**What this task involves**
Return, word for word, every line that follows.

* start *

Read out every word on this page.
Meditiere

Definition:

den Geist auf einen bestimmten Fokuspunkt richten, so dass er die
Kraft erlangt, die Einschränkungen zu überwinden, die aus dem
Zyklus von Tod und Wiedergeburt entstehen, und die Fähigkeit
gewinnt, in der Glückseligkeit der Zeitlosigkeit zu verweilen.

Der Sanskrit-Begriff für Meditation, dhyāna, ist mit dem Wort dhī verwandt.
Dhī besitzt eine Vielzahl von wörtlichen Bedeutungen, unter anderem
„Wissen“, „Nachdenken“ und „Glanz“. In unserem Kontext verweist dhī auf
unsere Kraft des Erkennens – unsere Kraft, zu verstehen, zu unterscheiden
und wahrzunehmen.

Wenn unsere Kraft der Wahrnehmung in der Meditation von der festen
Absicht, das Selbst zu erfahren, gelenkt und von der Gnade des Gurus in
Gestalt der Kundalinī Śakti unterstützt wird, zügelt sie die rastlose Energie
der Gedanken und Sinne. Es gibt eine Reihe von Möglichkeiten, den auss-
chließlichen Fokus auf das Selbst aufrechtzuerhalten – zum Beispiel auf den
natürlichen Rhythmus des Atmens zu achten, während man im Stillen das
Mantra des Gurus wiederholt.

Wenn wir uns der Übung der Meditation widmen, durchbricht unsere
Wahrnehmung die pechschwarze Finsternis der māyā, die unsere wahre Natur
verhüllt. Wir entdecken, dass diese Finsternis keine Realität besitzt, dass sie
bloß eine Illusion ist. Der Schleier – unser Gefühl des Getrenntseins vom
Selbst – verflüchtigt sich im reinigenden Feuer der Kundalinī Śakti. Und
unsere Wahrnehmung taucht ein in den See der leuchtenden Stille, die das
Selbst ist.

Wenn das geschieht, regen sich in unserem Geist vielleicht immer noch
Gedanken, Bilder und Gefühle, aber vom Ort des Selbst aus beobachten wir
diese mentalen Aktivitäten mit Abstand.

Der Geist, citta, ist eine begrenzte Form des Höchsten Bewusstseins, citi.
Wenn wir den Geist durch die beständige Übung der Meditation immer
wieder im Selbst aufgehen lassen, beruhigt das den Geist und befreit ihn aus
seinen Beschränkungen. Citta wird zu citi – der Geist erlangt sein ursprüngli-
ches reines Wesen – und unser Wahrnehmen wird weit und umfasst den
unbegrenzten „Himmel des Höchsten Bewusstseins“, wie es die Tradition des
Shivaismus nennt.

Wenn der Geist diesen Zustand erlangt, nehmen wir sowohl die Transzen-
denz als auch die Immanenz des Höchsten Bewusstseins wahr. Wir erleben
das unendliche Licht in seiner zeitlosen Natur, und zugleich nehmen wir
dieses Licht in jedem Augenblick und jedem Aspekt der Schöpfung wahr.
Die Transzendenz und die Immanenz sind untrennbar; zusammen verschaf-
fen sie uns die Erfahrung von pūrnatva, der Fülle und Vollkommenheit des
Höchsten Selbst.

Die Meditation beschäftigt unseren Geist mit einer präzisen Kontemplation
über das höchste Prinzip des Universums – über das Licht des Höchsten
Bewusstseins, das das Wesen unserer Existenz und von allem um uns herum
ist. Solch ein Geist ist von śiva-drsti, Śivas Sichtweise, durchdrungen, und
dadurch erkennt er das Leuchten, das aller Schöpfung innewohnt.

* end *

**Output for this task**
Read out every word on this page.
Meditiere

Definition:

den Geist auf einen bestimmten Fokuspunkt richten, so dass er die
Kraft erlangt, die Einschränkungen zu überwinden, die aus dem
Zyklus von Tod und Wiedergeburt entstehen, und die Fähigkeit
gewinnt, in der Glückseligkeit der Zeitlosigkeit zu verweilen.

Der Sanskrit-Begriff für Meditation, dhyāna, ist mit dem Wort dhī verwandt.
Dhī besitzt eine Vielzahl von wörtlichen Bedeutungen, unter anderem
„Wissen“, „Nachdenken“ und „Glanz“. In unserem Kontext verweist dhī auf
unsere Kraft des Erkennens – unsere Kraft, zu verstehen, zu unterscheiden
und wahrzunehmen.

Wenn unsere Kraft der Wahrnehmung in der Meditation von der festen
Absicht, das Selbst zu erfahren, gelenkt und von der Gnade des Gurus in
Gestalt der Kundalinī Śakti unterstützt wird, zügelt sie die rastlose Energie
der Gedanken und Sinne. Es gibt eine Reihe von Möglichkeiten, den auss-
chließlichen Fokus auf das Selbst aufrechtzuerhalten – zum Beispiel auf den
natürlichen Rhythmus des Atmens zu achten, während man im Stillen das
Mantra des Gurus wiederholt.

Wenn wir uns der Übung der Meditation widmen, durchbricht unsere
Wahrnehmung die pechschwarze Finsternis der māyā, die unsere wahre Natur
verhüllt. Wir entdecken, dass diese Finsternis keine Realität besitzt, dass sie
bloß eine Illusion ist. Der Schleier – unser Gefühl des Getrenntseins vom
Selbst – verflüchtigt sich im reinigenden Feuer der Kundalinī Śakti. Und
unsere Wahrnehmung taucht ein in den See der leuchtenden Stille, die das
Selbst ist.

Wenn das geschieht, regen sich in unserem Geist vielleicht immer noch
Gedanken, Bilder und Gefühle, aber vom Ort des Selbst aus beobachten wir
diese mentalen Aktivitäten mit Abstand.

Der Geist, citta, ist eine begrenzte Form des Höchsten Bewusstseins, citi.
Wenn wir den Geist durch die beständige Übung der Meditation immer
wieder im Selbst aufgehen lassen, beruhigt das den Geist und befreit ihn aus
seinen Beschränkungen. Citta wird zu citi – der Geist erlangt sein ursprüngli-
ches reines Wesen – und unser Wahrnehmen wird weit und umfasst den
unbegrenzten „Himmel des Höchsten Bewusstseins“, wie es die Tradition des
Shivaismus nennt.

Wenn der Geist diesen Zustand erlangt, nehmen wir sowohl die Transzen-
denz als auch die Immanenz des Höchsten Bewusstseins wahr. Wir erleben
das unendliche Licht in seiner zeitlosen Natur, und zugleich nehmen wir
dieses Licht in jedem Augenblick und jedem Aspekt der Schöpfung wahr.
Die Transzendenz und die Immanenz sind untrennbar; zusammen verschaf-
fen sie uns die Erfahrung von pūrnatva, der Fülle und Vollkommenheit des
Höchsten Selbst.

Die Meditation beschäftigt unseren Geist mit einer präzisen Kontemplation
über das höchste Prinzip des Universums – über das Licht des Höchsten
Bewusstseins, das das Wesen unserer Existenz und von allem um uns herum
ist. Solch ein Geist ist von śiva-drsti, Śivas Sichtweise, durchdrungen, und
dadurch erkennt er das Leuchten, das aller Schöpfung innewohnt.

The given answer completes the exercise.